▸ Exercise
Every record must be repeated exactly, with no omission.

---------------

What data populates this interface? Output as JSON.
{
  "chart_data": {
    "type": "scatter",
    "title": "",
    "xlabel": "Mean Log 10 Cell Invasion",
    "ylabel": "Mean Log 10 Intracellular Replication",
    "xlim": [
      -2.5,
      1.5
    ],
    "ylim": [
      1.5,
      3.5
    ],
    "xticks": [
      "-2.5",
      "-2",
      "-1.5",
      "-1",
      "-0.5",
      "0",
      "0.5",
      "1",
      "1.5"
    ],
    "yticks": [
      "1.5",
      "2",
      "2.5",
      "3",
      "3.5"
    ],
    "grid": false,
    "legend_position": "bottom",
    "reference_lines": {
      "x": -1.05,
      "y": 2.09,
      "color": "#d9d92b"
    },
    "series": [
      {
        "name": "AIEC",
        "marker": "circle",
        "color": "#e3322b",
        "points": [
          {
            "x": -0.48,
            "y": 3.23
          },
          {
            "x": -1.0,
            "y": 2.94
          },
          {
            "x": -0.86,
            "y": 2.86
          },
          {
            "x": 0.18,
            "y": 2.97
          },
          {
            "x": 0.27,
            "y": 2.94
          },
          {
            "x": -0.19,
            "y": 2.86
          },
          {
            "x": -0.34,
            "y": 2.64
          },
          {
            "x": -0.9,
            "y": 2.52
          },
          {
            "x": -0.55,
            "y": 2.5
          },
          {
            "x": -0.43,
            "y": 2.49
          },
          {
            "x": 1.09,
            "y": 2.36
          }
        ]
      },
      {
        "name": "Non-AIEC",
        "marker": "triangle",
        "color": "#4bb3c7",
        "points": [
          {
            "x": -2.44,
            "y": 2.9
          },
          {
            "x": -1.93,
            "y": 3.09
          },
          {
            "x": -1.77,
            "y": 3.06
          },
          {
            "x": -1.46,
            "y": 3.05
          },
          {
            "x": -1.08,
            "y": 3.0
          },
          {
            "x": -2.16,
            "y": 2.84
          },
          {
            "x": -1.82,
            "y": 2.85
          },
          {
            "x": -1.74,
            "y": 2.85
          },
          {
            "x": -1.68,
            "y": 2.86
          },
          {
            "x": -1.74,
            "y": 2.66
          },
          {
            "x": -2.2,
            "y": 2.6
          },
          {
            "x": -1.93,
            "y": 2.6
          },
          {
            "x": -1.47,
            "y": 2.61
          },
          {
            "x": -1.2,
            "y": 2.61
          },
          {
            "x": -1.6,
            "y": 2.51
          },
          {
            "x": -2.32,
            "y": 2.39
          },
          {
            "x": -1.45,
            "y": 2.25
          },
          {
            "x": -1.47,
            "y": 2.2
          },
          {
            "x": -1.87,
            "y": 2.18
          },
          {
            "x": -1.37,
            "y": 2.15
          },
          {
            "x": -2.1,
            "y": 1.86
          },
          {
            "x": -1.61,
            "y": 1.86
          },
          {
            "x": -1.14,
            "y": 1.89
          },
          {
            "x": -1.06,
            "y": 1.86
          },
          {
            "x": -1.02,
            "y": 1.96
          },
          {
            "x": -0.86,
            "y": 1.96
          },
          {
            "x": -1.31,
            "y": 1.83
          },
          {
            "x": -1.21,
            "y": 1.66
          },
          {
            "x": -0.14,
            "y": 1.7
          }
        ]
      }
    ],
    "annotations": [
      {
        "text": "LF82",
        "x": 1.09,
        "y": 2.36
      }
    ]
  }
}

---------------

▸ Final result
What data populates this interface? Output as JSON.
{
  "chart_data": {
    "type": "scatter",
    "title": "",
    "xlabel": "Mean Log 10 Cell Invasion",
    "ylabel": "Mean Log 10 Intracellular Replication",
    "xlim": [
      -2.5,
      1.5
    ],
    "ylim": [
      1.5,
      3.5
    ],
    "xticks": [
      "-2.5",
      "-2",
      "-1.5",
      "-1",
      "-0.5",
      "0",
      "0.5",
      "1",
      "1.5"
    ],
    "yticks": [
      "1.5",
      "2",
      "2.5",
      "3",
      "3.5"
    ],
    "grid": false,
    "legend_position": "bottom",
    "reference_lines": {
      "x": -1.05,
      "y": 2.09,
      "color": "#d9d92b"
    },
    "series": [
      {
        "name": "AIEC",
        "marker": "circle",
        "color": "#e3322b",
        "points": [
          {
            "x": -0.48,
            "y": 3.23
          },
          {
            "x": -1.0,
            "y": 2.94
          },
          {
            "x": -0.86,
            "y": 2.86
          },
          {
            "x": 0.18,
            "y": 2.97
          },
          {
            "x": 0.27,
            "y": 2.94
          },
          {
            "x": -0.19,
            "y": 2.86
          },
          {
            "x": -0.34,
            "y": 2.64
          },
          {
            "x": -0.9,
            "y": 2.52
          },
          {
            "x": -0.55,
            "y": 2.5
          },
          {
            "x": -0.43,
            "y": 2.49
          },
          {
            "x": 1.09,
            "y": 2.36
          }
        ]
      },
      {
        "name": "Non-AIEC",
        "marker": "triangle",
        "color": "#4bb3c7",
        "points": [
          {
            "x": -2.44,
            "y": 2.9
          },
          {
            "x": -1.93,
            "y": 3.09
          },
          {
            "x": -1.77,
            "y": 3.06
          },
          {
            "x": -1.46,
            "y": 3.05
          },
          {
            "x": -1.08,
            "y": 3.0
          },
          {
            "x": -2.16,
            "y": 2.84
          },
          {
            "x": -1.82,
            "y": 2.85
          },
          {
            "x": -1.74,
            "y": 2.85
          },
          {
            "x": -1.68,
            "y": 2.86
          },
          {
            "x": -1.74,
            "y": 2.66
          },
          {
            "x": -2.2,
            "y": 2.6
          },
          {
            "x": -1.93,
            "y": 2.6
          },
          {
            "x": -1.47,
            "y": 2.61
          },
          {
            "x": -1.2,
            "y": 2.61
          },
          {
            "x": -1.6,
            "y": 2.51
          },
          {
            "x": -2.32,
            "y": 2.39
          },
          {
            "x": -1.45,
            "y": 2.25
          },
          {
            "x": -1.47,
            "y": 2.2
          },
          {
            "x": -1.87,
            "y": 2.18
          },
          {
            "x": -1.37,
            "y": 2.15
          },
          {
            "x": -2.1,
            "y": 1.86
          },
          {
            "x": -1.61,
            "y": 1.86
          },
          {
            "x": -1.14,
            "y": 1.89
          },
          {
            "x": -1.06,
            "y": 1.86
          },
          {
            "x": -1.02,
            "y": 1.96
          },
          {
            "x": -0.86,
            "y": 1.96
          },
          {
            "x": -1.31,
            "y": 1.83
          },
          {
            "x": -1.21,
            "y": 1.66
          },
          {
            "x": -0.14,
            "y": 1.7
          }
        ]
      }
    ],
    "annotations": [
      {
        "text": "LF82",
        "x": 1.09,
        "y": 2.36
      }
    ]
  }
}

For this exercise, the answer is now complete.